§ **Task goal**: Return every record exactly as written.

** start Records provided **

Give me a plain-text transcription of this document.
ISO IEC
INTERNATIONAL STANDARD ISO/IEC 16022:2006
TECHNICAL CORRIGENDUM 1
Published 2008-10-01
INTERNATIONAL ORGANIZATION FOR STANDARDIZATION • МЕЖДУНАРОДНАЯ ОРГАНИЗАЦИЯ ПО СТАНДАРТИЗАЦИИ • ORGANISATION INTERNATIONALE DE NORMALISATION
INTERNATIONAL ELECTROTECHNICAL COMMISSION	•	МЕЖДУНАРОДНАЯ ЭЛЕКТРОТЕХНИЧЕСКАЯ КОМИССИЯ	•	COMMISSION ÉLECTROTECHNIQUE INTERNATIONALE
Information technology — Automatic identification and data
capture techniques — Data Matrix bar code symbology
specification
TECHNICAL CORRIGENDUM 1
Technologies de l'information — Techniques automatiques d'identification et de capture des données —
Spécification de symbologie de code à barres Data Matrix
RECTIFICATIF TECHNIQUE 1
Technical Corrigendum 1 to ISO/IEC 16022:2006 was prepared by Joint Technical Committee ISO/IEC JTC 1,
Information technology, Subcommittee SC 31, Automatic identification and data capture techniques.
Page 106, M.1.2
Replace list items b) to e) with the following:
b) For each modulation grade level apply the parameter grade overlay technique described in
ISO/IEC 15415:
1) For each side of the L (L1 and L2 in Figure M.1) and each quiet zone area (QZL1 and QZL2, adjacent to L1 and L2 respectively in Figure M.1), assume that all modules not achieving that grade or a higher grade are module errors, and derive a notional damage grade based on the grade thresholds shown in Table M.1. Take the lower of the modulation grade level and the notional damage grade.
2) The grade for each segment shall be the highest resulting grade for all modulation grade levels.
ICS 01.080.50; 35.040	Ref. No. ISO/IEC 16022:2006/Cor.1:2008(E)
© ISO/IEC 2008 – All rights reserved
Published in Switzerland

** end Records provided **

§ **Written reply**:
Give me a plain-text transcription of this document.
ISO IEC
INTERNATIONAL STANDARD ISO/IEC 16022:2006
TECHNICAL CORRIGENDUM 1
Published 2008-10-01
INTERNATIONAL ORGANIZATION FOR STANDARDIZATION • МЕЖДУНАРОДНАЯ ОРГАНИЗАЦИЯ ПО СТАНДАРТИЗАЦИИ • ORGANISATION INTERNATIONALE DE NORMALISATION
INTERNATIONAL ELECTROTECHNICAL COMMISSION	•	МЕЖДУНАРОДНАЯ ЭЛЕКТРОТЕХНИЧЕСКАЯ КОМИССИЯ	•	COMMISSION ÉLECTROTECHNIQUE INTERNATIONALE
Information technology — Automatic identification and data
capture techniques — Data Matrix bar code symbology
specification
TECHNICAL CORRIGENDUM 1
Technologies de l'information — Techniques automatiques d'identification et de capture des données —
Spécification de symbologie de code à barres Data Matrix
RECTIFICATIF TECHNIQUE 1
Technical Corrigendum 1 to ISO/IEC 16022:2006 was prepared by Joint Technical Committee ISO/IEC JTC 1,
Information technology, Subcommittee SC 31, Automatic identification and data capture techniques.
Page 106, M.1.2
Replace list items b) to e) with the following:
b) For each modulation grade level apply the parameter grade overlay technique described in
ISO/IEC 15415:
1) For each side of the L (L1 and L2 in Figure M.1) and each quiet zone area (QZL1 and QZL2, adjacent to L1 and L2 respectively in Figure M.1), assume that all modules not achieving that grade or a higher grade are module errors, and derive a notional damage grade based on the grade thresholds shown in Table M.1. Take the lower of the modulation grade level and the notional damage grade.
2) The grade for each segment shall be the highest resulting grade for all modulation grade levels.
ICS 01.080.50; 35.040	Ref. No. ISO/IEC 16022:2006/Cor.1:2008(E)
© ISO/IEC 2008 – All rights reserved
Published in Switzerland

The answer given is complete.